• **Problem statement**
Print the whole listing exactly.
# start of Given information
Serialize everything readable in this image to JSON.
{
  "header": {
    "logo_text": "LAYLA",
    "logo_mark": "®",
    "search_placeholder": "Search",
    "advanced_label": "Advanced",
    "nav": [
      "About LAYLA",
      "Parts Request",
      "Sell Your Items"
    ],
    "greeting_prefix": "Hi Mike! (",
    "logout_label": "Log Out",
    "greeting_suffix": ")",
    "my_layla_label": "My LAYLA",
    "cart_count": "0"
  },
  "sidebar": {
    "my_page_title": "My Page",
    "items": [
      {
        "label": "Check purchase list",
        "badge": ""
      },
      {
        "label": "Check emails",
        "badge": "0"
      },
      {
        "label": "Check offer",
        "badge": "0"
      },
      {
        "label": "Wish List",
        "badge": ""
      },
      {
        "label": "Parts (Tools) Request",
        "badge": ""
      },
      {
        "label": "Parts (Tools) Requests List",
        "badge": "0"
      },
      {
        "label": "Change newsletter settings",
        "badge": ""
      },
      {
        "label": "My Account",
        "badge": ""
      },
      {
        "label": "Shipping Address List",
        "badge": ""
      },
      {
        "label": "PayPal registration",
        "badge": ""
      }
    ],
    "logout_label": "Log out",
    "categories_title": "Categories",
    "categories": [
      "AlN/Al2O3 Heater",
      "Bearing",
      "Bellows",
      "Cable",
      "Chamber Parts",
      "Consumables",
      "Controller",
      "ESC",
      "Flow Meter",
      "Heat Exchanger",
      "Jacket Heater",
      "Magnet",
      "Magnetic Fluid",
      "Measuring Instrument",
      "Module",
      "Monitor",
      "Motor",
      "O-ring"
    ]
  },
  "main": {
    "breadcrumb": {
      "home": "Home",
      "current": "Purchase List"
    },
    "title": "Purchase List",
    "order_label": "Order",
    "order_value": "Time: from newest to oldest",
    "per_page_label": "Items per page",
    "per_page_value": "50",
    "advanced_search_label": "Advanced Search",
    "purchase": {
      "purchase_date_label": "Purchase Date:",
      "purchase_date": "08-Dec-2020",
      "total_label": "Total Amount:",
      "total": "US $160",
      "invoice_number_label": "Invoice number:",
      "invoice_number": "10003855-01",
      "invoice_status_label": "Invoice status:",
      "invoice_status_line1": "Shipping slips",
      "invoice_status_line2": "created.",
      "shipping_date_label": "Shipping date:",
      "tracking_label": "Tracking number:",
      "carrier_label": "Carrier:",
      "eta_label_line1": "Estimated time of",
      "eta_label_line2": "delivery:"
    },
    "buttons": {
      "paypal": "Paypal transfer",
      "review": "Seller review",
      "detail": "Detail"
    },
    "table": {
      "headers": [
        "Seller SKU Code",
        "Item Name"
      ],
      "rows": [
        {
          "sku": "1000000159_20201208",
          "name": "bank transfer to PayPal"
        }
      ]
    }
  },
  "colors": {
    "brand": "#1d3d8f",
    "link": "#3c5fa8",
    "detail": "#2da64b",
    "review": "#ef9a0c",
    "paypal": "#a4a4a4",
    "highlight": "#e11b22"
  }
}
# end of Given information
• **Answer in full**
Serialize everything readable in this image to JSON.
{
  "header": {
    "logo_text": "LAYLA",
    "logo_mark": "®",
    "search_placeholder": "Search",
    "advanced_label": "Advanced",
    "nav": [
      "About LAYLA",
      "Parts Request",
      "Sell Your Items"
    ],
    "greeting_prefix": "Hi Mike! (",
    "logout_label": "Log Out",
    "greeting_suffix": ")",
    "my_layla_label": "My LAYLA",
    "cart_count": "0"
  },
  "sidebar": {
    "my_page_title": "My Page",
    "items": [
      {
        "label": "Check purchase list",
        "badge": ""
      },
      {
        "label": "Check emails",
        "badge": "0"
      },
      {
        "label": "Check offer",
        "badge": "0"
      },
      {
        "label": "Wish List",
        "badge": ""
      },
      {
        "label": "Parts (Tools) Request",
        "badge": ""
      },
      {
        "label": "Parts (Tools) Requests List",
        "badge": "0"
      },
      {
        "label": "Change newsletter settings",
        "badge": ""
      },
      {
        "label": "My Account",
        "badge": ""
      },
      {
        "label": "Shipping Address List",
        "badge": ""
      },
      {
        "label": "PayPal registration",
        "badge": ""
      }
    ],
    "logout_label": "Log out",
    "categories_title": "Categories",
    "categories": [
      "AlN/Al2O3 Heater",
      "Bearing",
      "Bellows",
      "Cable",
      "Chamber Parts",
      "Consumables",
      "Controller",
      "ESC",
      "Flow Meter",
      "Heat Exchanger",
      "Jacket Heater",
      "Magnet",
      "Magnetic Fluid",
      "Measuring Instrument",
      "Module",
      "Monitor",
      "Motor",
      "O-ring"
    ]
  },
  "main": {
    "breadcrumb": {
      "home": "Home",
      "current": "Purchase List"
    },
    "title": "Purchase List",
    "order_label": "Order",
    "order_value": "Time: from newest to oldest",
    "per_page_label": "Items per page",
    "per_page_value": "50",
    "advanced_search_label": "Advanced Search",
    "purchase": {
      "purchase_date_label": "Purchase Date:",
      "purchase_date": "08-Dec-2020",
      "total_label": "Total Amount:",
      "total": "US $160",
      "invoice_number_label": "Invoice number:",
      "invoice_number": "10003855-01",
      "invoice_status_label": "Invoice status:",
      "invoice_status_line1": "Shipping slips",
      "invoice_status_line2": "created.",
      "shipping_date_label": "Shipping date:",
      "tracking_label": "Tracking number:",
      "carrier_label": "Carrier:",
      "eta_label_line1": "Estimated time of",
      "eta_label_line2": "delivery:"
    },
    "buttons": {
      "paypal": "Paypal transfer",
      "review": "Seller review",
      "detail": "Detail"
    },
    "table": {
      "headers": [
        "Seller SKU Code",
        "Item Name"
      ],
      "rows": [
        {
          "sku": "1000000159_20201208",
          "name": "bank transfer to PayPal"
        }
      ]
    }
  },
  "colors": {
    "brand": "#1d3d8f",
    "link": "#3c5fa8",
    "detail": "#2da64b",
    "review": "#ef9a0c",
    "paypal": "#a4a4a4",
    "highlight": "#e11b22"
  }
}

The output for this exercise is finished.